* [REQUEST]
Retype the records that come next, word for word.

>> Begin

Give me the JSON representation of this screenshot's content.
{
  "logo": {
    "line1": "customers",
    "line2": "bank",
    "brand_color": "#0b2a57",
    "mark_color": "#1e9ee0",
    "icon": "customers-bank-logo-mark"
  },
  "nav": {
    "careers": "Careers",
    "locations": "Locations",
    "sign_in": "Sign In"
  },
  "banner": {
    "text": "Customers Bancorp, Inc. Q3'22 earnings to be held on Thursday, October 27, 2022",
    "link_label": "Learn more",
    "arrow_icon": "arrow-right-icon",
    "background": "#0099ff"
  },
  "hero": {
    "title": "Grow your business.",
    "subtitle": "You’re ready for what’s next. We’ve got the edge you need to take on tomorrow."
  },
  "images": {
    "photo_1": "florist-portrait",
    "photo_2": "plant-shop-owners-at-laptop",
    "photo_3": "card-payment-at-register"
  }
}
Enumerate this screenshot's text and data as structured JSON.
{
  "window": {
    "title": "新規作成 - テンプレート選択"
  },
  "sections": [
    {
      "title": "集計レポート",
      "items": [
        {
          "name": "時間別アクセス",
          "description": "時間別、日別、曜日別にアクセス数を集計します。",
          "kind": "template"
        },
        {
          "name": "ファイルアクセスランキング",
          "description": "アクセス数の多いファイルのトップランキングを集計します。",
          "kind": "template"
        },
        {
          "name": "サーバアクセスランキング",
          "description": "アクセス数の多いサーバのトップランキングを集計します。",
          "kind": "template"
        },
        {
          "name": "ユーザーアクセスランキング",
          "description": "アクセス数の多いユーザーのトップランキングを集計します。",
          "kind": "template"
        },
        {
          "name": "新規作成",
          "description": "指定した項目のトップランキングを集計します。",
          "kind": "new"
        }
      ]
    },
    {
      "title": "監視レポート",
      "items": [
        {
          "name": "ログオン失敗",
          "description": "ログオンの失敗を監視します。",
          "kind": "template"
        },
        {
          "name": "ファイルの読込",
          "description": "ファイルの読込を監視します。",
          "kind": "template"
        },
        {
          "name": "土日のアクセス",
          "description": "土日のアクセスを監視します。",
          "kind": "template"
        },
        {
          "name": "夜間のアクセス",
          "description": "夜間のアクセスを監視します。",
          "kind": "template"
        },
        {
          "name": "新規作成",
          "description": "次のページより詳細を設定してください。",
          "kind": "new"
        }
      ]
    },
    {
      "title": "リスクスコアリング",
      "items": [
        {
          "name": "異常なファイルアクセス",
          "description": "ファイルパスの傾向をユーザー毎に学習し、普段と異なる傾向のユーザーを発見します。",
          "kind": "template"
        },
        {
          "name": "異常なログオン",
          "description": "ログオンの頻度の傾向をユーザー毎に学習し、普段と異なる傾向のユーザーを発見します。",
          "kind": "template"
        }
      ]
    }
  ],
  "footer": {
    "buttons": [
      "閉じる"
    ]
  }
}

>> End

* [SOLUTION TO THIS EXERCISE]
Give me the JSON representation of this screenshot's content.
{
  "logo": {
    "line1": "customers",
    "line2": "bank",
    "brand_color": "#0b2a57",
    "mark_color": "#1e9ee0",
    "icon": "customers-bank-logo-mark"
  },
  "nav": {
    "careers": "Careers",
    "locations": "Locations",
    "sign_in": "Sign In"
  },
  "banner": {
    "text": "Customers Bancorp, Inc. Q3'22 earnings to be held on Thursday, October 27, 2022",
    "link_label": "Learn more",
    "arrow_icon": "arrow-right-icon",
    "background": "#0099ff"
  },
  "hero": {
    "title": "Grow your business.",
    "subtitle": "You’re ready for what’s next. We’ve got the edge you need to take on tomorrow."
  },
  "images": {
    "photo_1": "florist-portrait",
    "photo_2": "plant-shop-owners-at-laptop",
    "photo_3": "card-payment-at-register"
  }
}
Enumerate this screenshot's text and data as structured JSON.
{
  "window": {
    "title": "新規作成 - テンプレート選択"
  },
  "sections": [
    {
      "title": "集計レポート",
      "items": [
        {
          "name": "時間別アクセス",
          "description": "時間別、日別、曜日別にアクセス数を集計します。",
          "kind": "template"
        },
        {
          "name": "ファイルアクセスランキング",
          "description": "アクセス数の多いファイルのトップランキングを集計します。",
          "kind": "template"
        },
        {
          "name": "サーバアクセスランキング",
          "description": "アクセス数の多いサーバのトップランキングを集計します。",
          "kind": "template"
        },
        {
          "name": "ユーザーアクセスランキング",
          "description": "アクセス数の多いユーザーのトップランキングを集計します。",
          "kind": "template"
        },
        {
          "name": "新規作成",
          "description": "指定した項目のトップランキングを集計します。",
          "kind": "new"
        }
      ]
    },
    {
      "title": "監視レポート",
      "items": [
        {
          "name": "ログオン失敗",
          "description": "ログオンの失敗を監視します。",
          "kind": "template"
        },
        {
          "name": "ファイルの読込",
          "description": "ファイルの読込を監視します。",
          "kind": "template"
        },
        {
          "name": "土日のアクセス",
          "description": "土日のアクセスを監視します。",
          "kind": "template"
        },
        {
          "name": "夜間のアクセス",
          "description": "夜間のアクセスを監視します。",
          "kind": "template"
        },
        {
          "name": "新規作成",
          "description": "次のページより詳細を設定してください。",
          "kind": "new"
        }
      ]
    },
    {
      "title": "リスクスコアリング",
      "items": [
        {
          "name": "異常なファイルアクセス",
          "description": "ファイルパスの傾向をユーザー毎に学習し、普段と異なる傾向のユーザーを発見します。",
          "kind": "template"
        },
        {
          "name": "異常なログオン",
          "description": "ログオンの頻度の傾向をユーザー毎に学習し、普段と異なる傾向のユーザーを発見します。",
          "kind": "template"
        }
      ]
    }
  ],
  "footer": {
    "buttons": [
      "閉じる"
    ]
  }
}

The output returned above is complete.